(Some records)
## START

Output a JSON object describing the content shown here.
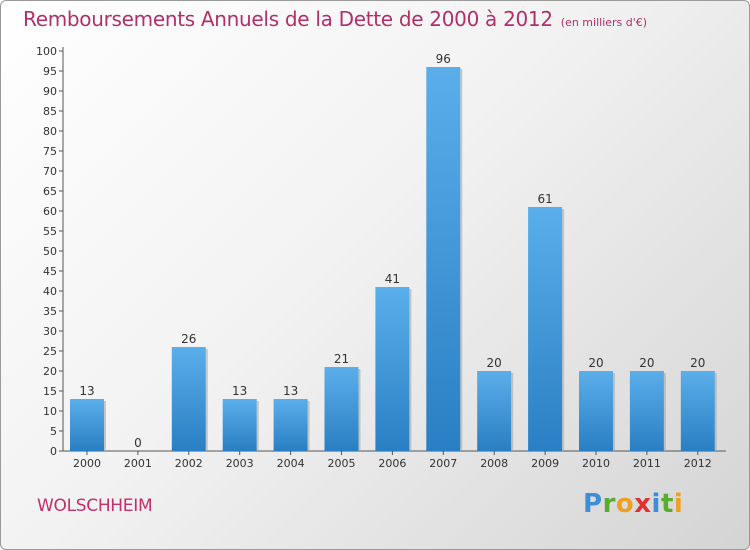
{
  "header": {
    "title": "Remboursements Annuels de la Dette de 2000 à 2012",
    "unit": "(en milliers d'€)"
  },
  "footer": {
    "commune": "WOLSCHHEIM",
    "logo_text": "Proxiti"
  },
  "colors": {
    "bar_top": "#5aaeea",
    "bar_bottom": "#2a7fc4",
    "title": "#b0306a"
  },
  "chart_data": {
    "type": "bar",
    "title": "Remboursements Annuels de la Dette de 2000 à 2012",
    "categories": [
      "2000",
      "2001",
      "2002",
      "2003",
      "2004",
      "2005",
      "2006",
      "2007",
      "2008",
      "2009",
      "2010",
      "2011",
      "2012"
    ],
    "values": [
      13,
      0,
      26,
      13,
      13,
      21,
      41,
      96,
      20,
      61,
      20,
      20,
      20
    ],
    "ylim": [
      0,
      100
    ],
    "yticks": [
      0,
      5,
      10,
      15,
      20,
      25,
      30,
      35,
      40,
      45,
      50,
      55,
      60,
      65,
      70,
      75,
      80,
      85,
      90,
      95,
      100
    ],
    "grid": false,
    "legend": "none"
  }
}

## END
## START

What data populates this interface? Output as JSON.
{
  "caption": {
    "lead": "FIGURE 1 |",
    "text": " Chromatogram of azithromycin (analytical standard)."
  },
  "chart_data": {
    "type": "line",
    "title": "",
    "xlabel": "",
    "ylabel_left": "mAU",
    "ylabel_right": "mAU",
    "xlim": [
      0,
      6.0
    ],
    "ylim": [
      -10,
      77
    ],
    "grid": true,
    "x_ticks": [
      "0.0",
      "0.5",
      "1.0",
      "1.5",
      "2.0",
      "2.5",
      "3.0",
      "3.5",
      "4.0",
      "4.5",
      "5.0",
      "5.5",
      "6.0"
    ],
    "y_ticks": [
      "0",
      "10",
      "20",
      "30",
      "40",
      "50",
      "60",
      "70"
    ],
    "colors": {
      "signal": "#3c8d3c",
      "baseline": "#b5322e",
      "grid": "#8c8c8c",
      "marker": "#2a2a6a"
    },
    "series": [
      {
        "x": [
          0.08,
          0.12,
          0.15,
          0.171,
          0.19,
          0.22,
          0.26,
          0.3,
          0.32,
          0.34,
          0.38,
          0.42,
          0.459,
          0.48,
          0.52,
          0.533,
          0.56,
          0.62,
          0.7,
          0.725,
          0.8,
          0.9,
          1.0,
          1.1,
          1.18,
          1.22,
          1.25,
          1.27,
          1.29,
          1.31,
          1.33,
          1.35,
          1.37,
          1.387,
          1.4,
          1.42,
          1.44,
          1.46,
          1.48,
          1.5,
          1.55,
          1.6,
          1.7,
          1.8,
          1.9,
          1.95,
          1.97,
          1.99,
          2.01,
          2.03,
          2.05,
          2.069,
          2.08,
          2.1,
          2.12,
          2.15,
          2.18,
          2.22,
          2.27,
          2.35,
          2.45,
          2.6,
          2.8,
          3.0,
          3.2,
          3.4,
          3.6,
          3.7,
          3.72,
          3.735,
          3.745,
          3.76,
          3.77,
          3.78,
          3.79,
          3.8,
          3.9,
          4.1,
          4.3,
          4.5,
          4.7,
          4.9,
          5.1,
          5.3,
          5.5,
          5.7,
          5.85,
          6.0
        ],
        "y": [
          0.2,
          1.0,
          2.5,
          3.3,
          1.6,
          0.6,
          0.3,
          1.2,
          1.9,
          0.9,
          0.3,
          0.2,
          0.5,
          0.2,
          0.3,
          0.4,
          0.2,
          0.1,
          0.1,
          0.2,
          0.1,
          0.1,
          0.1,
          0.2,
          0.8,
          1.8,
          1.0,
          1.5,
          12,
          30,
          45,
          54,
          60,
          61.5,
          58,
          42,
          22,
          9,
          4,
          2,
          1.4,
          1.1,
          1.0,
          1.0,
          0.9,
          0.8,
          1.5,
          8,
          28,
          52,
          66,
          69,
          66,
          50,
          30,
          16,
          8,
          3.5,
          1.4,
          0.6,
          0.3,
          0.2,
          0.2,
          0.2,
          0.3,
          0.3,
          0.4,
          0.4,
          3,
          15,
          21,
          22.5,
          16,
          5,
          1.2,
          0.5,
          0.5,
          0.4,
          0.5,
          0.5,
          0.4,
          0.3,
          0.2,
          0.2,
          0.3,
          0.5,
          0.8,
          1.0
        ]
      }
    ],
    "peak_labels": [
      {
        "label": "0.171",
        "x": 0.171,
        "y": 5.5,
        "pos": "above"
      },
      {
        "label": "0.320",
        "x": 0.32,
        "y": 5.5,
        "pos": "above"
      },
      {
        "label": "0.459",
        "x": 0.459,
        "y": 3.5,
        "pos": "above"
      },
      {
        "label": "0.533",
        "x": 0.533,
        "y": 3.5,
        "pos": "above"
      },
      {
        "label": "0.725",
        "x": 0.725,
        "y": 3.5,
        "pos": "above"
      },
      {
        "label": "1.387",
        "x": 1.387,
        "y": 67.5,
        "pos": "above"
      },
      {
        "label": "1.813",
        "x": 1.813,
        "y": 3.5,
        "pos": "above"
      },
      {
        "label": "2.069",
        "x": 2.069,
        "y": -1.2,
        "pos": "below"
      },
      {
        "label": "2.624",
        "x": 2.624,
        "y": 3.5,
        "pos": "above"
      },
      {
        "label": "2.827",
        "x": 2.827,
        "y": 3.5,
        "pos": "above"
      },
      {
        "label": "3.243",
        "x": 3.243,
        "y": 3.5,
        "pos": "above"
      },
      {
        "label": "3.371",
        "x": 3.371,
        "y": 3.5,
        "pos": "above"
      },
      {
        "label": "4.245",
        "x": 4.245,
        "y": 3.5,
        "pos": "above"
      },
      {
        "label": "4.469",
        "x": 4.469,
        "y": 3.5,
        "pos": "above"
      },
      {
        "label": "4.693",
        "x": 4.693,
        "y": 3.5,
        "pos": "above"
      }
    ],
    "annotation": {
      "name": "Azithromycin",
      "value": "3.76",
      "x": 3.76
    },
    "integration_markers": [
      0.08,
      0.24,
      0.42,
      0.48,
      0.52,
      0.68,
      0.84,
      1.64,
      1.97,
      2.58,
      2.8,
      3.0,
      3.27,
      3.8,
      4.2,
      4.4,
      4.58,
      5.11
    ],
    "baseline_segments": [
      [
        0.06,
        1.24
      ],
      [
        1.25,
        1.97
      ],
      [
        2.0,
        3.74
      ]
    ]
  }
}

## END

(Task brief): Find each line holding "JSON". Copy it out.

(The output):
Output a JSON object describing the content shown here.
What data populates this interface? Output as JSON.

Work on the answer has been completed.